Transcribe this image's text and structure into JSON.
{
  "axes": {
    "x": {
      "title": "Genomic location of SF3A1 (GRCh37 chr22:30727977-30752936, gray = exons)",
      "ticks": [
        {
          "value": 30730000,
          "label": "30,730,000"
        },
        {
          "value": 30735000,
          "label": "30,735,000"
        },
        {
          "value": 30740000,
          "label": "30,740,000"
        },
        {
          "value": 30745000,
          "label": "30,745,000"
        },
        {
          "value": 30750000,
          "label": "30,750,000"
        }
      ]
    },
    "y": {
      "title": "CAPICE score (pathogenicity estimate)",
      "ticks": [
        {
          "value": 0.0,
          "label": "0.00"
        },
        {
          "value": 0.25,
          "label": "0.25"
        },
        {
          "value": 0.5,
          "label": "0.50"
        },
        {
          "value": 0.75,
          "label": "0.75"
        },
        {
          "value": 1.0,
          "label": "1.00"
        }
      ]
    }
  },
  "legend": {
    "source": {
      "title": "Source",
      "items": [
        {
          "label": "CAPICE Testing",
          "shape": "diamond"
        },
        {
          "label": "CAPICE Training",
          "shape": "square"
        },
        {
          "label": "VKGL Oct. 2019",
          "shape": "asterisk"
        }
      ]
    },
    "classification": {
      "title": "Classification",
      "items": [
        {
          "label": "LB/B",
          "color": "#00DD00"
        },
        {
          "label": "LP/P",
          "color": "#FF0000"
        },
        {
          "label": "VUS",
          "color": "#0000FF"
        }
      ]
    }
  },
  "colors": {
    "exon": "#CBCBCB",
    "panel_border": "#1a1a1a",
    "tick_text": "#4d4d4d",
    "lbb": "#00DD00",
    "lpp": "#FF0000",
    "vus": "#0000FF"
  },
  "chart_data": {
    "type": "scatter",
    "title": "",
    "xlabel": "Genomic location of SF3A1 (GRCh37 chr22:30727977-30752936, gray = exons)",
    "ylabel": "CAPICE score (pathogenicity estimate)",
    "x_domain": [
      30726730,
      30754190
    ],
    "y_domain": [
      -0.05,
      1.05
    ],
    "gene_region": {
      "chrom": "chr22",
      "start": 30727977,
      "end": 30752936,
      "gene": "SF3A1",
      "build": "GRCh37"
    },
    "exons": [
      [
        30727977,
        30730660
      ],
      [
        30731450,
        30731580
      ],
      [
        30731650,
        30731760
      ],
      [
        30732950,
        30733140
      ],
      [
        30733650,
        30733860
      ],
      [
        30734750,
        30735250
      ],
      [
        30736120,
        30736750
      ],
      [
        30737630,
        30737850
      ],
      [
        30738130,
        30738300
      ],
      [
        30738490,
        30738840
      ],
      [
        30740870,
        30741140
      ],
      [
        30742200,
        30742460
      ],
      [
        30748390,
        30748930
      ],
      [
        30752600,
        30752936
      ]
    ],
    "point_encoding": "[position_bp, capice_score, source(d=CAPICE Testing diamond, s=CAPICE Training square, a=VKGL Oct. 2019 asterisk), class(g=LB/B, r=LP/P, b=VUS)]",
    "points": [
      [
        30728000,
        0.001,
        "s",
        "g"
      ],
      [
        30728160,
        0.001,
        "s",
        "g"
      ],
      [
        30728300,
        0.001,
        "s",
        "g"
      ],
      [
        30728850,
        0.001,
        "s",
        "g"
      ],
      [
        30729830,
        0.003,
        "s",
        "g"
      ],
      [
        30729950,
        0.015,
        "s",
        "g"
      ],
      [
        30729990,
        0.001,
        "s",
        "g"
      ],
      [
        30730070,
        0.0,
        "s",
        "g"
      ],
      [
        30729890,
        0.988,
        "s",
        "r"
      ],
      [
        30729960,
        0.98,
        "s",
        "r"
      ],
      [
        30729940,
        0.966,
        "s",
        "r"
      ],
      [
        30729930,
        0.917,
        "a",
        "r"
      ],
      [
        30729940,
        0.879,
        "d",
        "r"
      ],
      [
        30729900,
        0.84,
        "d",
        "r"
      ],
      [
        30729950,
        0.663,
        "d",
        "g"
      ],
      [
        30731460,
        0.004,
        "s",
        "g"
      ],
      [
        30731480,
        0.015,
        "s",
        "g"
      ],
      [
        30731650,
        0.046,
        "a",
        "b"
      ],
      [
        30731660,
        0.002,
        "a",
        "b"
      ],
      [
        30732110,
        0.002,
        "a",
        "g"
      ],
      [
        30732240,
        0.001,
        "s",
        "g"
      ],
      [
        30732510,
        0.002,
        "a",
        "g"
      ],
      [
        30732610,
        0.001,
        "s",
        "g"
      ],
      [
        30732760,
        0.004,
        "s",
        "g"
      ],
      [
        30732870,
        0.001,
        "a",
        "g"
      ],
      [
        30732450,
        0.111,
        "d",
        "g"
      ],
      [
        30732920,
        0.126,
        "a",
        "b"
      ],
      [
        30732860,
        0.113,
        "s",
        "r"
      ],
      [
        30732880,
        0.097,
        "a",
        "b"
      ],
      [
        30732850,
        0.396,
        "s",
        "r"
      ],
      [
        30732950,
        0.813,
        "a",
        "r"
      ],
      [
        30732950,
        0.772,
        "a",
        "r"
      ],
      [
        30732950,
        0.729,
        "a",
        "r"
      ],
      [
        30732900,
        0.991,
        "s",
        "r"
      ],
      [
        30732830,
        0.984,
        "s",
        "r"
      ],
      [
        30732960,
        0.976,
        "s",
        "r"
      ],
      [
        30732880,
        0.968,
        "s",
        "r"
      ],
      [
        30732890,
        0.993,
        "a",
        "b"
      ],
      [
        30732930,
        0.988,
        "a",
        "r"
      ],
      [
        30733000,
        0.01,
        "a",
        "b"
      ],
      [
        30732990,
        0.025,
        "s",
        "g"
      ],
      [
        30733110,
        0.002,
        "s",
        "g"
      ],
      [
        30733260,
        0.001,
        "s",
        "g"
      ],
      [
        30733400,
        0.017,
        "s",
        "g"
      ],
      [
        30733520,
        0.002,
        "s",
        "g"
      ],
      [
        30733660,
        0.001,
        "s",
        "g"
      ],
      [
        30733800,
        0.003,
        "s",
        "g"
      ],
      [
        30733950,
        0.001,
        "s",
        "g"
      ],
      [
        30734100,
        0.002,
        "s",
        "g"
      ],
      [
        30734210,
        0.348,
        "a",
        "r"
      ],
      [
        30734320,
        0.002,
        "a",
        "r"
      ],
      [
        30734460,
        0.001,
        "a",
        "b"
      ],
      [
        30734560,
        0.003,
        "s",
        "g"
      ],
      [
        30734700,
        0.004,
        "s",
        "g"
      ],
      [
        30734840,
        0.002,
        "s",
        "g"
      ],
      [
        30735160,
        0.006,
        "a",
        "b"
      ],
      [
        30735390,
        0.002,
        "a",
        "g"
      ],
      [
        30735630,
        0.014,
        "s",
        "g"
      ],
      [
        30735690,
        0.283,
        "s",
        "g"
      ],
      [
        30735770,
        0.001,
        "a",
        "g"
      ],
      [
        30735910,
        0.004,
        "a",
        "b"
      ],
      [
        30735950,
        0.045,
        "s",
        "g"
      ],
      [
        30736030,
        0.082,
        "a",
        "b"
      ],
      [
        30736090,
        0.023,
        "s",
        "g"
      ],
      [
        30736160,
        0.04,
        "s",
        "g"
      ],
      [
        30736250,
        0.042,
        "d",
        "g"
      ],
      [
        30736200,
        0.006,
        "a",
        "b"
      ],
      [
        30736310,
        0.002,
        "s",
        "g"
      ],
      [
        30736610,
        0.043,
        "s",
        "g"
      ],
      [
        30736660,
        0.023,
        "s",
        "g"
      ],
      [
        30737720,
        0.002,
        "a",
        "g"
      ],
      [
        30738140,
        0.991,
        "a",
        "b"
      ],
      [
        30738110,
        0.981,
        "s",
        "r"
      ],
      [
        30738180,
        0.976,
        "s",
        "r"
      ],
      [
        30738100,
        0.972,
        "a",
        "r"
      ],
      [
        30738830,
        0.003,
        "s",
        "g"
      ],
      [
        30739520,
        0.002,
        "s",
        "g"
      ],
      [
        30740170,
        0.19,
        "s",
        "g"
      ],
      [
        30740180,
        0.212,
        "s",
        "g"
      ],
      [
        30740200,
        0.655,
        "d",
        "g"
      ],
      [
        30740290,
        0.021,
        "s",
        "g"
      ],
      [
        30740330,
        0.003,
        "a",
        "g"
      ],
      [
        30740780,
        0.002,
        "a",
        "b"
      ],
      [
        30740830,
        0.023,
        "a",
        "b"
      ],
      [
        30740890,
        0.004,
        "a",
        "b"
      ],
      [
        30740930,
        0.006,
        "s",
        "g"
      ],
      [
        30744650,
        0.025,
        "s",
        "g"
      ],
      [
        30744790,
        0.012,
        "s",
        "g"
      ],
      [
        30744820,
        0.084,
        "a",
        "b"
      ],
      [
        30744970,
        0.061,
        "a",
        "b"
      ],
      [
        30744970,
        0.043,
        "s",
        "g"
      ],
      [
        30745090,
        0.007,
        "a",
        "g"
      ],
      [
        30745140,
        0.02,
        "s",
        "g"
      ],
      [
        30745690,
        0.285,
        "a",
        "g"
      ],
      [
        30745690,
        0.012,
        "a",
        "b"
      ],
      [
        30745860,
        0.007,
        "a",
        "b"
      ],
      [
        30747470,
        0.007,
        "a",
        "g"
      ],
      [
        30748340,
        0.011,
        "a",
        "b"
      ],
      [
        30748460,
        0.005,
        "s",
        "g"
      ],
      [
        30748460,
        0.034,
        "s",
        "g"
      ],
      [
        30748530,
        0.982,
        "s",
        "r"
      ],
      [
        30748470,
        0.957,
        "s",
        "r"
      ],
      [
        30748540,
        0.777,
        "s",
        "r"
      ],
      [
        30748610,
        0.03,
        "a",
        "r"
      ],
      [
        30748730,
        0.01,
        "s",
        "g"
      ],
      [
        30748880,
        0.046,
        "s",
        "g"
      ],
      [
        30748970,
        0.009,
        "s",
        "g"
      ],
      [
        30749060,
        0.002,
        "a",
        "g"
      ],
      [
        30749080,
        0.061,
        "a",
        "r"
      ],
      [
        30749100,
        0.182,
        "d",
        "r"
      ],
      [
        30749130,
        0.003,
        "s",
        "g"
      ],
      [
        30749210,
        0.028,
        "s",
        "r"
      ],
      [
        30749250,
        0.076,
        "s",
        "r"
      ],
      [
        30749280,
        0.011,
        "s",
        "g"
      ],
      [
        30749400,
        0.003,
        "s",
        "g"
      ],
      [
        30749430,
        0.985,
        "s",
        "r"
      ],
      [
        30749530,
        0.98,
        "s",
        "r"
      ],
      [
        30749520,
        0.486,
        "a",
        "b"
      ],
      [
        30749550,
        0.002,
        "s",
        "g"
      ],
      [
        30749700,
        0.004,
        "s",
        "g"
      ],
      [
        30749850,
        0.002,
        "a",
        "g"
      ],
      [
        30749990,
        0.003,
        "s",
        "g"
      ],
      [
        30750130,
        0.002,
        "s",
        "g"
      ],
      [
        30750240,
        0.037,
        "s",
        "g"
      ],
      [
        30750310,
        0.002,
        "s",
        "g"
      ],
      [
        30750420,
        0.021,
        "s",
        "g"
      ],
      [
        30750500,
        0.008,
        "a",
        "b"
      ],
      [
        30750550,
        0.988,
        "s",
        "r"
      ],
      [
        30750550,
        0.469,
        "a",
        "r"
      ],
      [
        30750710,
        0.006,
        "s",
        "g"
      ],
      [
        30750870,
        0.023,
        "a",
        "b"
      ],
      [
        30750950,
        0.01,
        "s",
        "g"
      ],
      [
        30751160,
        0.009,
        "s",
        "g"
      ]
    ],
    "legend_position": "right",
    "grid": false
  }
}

-*-

PROBLEM TO WORK ON: Gather, from the listing above, every line carrying the word "location".

PROBLEM SOLUTION:
      "title": "Genomic location of SF3A1 (GRCh37 chr22:30727977-30752936, gray = exons)",
    "xlabel": "Genomic location of SF3A1 (GRCh37 chr22:30727977-30752936, gray = exons)",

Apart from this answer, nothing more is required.